GOAL OF THE EXERCISE:
The entries are to be returned exactly as written.

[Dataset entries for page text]
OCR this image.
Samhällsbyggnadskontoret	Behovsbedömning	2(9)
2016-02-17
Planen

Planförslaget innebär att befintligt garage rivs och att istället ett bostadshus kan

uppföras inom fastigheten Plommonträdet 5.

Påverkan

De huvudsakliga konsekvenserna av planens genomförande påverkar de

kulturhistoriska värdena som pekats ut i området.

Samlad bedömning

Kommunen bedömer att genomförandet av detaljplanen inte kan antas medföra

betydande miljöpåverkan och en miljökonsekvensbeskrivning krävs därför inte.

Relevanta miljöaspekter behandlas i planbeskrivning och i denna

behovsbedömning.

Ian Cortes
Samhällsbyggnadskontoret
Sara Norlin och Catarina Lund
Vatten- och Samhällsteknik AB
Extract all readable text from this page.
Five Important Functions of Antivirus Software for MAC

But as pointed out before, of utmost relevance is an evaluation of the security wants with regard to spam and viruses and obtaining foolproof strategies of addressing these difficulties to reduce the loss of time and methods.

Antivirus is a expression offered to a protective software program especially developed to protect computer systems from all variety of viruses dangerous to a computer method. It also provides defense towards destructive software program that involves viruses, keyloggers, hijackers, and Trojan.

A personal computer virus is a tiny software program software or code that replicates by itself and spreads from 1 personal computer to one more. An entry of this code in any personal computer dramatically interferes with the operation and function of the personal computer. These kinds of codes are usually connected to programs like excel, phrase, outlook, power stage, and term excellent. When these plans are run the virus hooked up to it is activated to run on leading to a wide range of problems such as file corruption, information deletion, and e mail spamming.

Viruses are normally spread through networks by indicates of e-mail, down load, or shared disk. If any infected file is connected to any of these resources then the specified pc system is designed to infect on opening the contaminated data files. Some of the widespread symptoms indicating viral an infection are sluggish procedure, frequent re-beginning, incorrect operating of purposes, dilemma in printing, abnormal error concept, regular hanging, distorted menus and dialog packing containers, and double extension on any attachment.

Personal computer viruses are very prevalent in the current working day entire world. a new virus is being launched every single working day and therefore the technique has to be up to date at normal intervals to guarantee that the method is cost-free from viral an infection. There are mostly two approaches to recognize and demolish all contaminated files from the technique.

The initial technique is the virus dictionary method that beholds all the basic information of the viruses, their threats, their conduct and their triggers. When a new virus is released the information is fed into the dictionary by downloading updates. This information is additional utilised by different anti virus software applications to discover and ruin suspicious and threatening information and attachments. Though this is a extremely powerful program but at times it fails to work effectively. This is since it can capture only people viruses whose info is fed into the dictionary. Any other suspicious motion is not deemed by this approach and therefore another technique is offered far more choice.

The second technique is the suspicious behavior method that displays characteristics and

ANSWER BOX:
OCR this image.
Samhällsbyggnadskontoret	Behovsbedömning	2(9)
2016-02-17
Planen

Planförslaget innebär att befintligt garage rivs och att istället ett bostadshus kan

uppföras inom fastigheten Plommonträdet 5.

Påverkan

De huvudsakliga konsekvenserna av planens genomförande påverkar de

kulturhistoriska värdena som pekats ut i området.

Samlad bedömning

Kommunen bedömer att genomförandet av detaljplanen inte kan antas medföra

betydande miljöpåverkan och en miljökonsekvensbeskrivning krävs därför inte.

Relevanta miljöaspekter behandlas i planbeskrivning och i denna

behovsbedömning.

Ian Cortes
Samhällsbyggnadskontoret
Sara Norlin och Catarina Lund
Vatten- och Samhällsteknik AB
Extract all readable text from this page.
Five Important Functions of Antivirus Software for MAC

But as pointed out before, of utmost relevance is an evaluation of the security wants with regard to spam and viruses and obtaining foolproof strategies of addressing these difficulties to reduce the loss of time and methods.

Antivirus is a expression offered to a protective software program especially developed to protect computer systems from all variety of viruses dangerous to a computer method. It also provides defense towards destructive software program that involves viruses, keyloggers, hijackers, and Trojan.

A personal computer virus is a tiny software program software or code that replicates by itself and spreads from 1 personal computer to one more. An entry of this code in any personal computer dramatically interferes with the operation and function of the personal computer. These kinds of codes are usually connected to programs like excel, phrase, outlook, power stage, and term excellent. When these plans are run the virus hooked up to it is activated to run on leading to a wide range of problems such as file corruption, information deletion, and e mail spamming.

Viruses are normally spread through networks by indicates of e-mail, down load, or shared disk. If any infected file is connected to any of these resources then the specified pc system is designed to infect on opening the contaminated data files. Some of the widespread symptoms indicating viral an infection are sluggish procedure, frequent re-beginning, incorrect operating of purposes, dilemma in printing, abnormal error concept, regular hanging, distorted menus and dialog packing containers, and double extension on any attachment.

Personal computer viruses are very prevalent in the current working day entire world. a new virus is being launched every single working day and therefore the technique has to be up to date at normal intervals to guarantee that the method is cost-free from viral an infection. There are mostly two approaches to recognize and demolish all contaminated files from the technique.

The initial technique is the virus dictionary method that beholds all the basic information of the viruses, their threats, their conduct and their triggers. When a new virus is released the information is fed into the dictionary by downloading updates. This information is additional utilised by different anti virus software applications to discover and ruin suspicious and threatening information and attachments. Though this is a extremely powerful program but at times it fails to work effectively. This is since it can capture only people viruses whose info is fed into the dictionary. Any other suspicious motion is not deemed by this approach and therefore another technique is offered far more choice.

The second technique is the suspicious behavior method that displays characteristics and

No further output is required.